▶ To do: Extract every line that contains the word "Какие".

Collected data
»»

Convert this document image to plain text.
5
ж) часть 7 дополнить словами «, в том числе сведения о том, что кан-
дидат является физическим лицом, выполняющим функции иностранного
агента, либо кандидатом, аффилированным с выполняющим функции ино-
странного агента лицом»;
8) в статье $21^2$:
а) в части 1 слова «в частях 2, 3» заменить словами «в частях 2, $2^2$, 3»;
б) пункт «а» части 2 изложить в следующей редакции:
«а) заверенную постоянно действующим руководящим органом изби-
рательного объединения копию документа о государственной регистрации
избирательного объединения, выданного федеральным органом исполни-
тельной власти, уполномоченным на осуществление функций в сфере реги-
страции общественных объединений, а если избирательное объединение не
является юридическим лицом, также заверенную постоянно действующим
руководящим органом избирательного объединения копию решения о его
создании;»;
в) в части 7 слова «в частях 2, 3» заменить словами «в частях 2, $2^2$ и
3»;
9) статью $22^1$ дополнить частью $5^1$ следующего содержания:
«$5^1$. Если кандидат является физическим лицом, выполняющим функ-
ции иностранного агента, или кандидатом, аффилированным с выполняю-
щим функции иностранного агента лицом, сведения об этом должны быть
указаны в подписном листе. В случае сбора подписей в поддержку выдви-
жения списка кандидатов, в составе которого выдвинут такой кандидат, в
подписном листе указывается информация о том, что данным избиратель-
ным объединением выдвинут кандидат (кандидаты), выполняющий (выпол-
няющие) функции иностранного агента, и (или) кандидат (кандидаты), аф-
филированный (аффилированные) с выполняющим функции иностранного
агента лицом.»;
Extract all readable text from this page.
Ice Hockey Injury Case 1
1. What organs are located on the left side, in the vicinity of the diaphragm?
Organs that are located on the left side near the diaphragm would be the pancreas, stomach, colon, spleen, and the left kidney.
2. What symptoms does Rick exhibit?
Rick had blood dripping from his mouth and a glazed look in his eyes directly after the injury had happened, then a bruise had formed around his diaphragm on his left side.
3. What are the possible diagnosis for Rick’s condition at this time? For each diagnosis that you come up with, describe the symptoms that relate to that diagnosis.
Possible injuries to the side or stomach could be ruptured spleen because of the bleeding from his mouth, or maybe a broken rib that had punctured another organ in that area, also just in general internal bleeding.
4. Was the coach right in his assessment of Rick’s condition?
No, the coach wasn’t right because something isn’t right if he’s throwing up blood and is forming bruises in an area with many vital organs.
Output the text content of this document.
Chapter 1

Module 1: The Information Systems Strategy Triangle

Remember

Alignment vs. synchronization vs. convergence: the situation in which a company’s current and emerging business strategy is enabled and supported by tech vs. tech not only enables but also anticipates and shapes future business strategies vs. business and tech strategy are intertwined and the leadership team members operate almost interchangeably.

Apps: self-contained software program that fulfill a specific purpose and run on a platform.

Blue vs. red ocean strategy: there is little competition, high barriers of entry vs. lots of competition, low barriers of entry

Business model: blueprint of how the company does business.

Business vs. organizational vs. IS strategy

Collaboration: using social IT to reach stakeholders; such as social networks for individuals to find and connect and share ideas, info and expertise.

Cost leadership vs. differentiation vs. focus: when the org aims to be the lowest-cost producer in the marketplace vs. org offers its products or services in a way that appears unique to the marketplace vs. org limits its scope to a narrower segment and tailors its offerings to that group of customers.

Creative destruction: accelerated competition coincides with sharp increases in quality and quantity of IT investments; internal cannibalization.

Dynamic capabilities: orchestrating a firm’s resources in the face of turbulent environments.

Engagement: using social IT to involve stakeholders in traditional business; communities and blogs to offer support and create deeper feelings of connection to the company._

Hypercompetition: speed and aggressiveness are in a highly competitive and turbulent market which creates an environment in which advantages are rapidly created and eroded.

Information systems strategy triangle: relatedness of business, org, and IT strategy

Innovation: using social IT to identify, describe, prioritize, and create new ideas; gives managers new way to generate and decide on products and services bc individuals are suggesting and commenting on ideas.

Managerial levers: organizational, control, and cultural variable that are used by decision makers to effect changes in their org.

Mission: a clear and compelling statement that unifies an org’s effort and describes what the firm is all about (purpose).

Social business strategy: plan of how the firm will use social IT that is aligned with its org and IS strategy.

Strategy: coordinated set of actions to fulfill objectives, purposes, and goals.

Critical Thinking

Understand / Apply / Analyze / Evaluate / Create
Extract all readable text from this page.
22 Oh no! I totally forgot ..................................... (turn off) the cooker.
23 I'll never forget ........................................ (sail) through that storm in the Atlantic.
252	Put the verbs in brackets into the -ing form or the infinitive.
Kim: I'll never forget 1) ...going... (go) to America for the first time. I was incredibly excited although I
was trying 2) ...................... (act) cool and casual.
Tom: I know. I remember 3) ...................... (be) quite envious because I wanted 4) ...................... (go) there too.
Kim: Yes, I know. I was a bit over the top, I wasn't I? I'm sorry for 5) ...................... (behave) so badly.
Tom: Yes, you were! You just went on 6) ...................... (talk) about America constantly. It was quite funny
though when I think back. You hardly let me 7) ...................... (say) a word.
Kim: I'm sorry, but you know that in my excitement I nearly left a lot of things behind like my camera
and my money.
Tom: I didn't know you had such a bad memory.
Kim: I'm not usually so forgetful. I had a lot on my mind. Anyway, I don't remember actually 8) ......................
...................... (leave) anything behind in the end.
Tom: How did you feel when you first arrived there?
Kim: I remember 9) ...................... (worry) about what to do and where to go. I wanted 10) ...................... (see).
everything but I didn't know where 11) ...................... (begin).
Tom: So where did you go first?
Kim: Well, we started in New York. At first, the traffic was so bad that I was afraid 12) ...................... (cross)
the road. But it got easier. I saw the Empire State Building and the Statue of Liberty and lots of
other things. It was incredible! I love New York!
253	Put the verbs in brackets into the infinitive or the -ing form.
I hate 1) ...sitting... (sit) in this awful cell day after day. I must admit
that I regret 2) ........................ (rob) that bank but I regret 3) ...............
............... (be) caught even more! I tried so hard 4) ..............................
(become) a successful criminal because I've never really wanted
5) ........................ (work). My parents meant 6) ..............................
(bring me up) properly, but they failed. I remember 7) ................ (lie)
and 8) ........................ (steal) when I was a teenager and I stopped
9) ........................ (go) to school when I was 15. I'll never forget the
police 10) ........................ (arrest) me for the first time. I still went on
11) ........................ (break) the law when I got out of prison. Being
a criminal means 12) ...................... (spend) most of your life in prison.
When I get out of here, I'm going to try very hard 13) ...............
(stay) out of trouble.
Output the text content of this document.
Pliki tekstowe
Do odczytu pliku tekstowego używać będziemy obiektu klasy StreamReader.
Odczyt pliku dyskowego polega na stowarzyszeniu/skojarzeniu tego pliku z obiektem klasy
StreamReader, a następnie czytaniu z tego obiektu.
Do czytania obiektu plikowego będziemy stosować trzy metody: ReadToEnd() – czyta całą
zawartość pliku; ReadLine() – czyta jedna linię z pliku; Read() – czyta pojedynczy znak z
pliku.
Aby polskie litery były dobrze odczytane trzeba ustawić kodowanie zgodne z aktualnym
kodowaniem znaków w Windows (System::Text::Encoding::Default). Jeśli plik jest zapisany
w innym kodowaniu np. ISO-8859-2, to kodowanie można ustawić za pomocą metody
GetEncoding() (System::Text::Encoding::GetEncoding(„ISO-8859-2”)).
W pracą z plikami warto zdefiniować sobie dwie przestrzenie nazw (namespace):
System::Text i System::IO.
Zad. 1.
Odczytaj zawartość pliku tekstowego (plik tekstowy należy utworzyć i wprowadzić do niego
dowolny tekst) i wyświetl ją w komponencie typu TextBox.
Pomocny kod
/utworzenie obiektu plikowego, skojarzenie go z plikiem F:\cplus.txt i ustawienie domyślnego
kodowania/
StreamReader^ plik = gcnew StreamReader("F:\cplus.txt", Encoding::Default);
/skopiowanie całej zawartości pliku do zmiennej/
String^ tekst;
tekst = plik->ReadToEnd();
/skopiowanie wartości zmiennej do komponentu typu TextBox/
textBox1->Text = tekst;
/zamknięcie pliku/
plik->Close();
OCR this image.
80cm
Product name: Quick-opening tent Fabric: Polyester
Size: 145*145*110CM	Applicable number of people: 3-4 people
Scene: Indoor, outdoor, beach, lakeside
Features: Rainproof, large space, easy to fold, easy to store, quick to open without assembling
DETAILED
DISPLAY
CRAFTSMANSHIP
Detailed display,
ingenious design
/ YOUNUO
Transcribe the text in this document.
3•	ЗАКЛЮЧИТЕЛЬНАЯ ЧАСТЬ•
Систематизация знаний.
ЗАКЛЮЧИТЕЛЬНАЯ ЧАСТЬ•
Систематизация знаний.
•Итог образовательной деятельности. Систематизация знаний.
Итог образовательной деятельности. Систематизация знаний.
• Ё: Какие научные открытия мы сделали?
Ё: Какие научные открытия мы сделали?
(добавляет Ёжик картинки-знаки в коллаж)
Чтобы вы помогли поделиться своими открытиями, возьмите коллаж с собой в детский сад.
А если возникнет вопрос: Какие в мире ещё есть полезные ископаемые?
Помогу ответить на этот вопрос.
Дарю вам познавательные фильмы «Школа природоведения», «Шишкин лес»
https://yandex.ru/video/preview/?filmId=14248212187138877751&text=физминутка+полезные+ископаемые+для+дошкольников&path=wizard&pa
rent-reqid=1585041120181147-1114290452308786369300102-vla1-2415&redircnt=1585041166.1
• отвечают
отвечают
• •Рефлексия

««

▶ Exercise result:
• Ё: Какие научные открытия мы сделали?
Ё: Какие научные открытия мы сделали?
А если возникнет вопрос: Какие в мире ещё есть полезные ископаемые?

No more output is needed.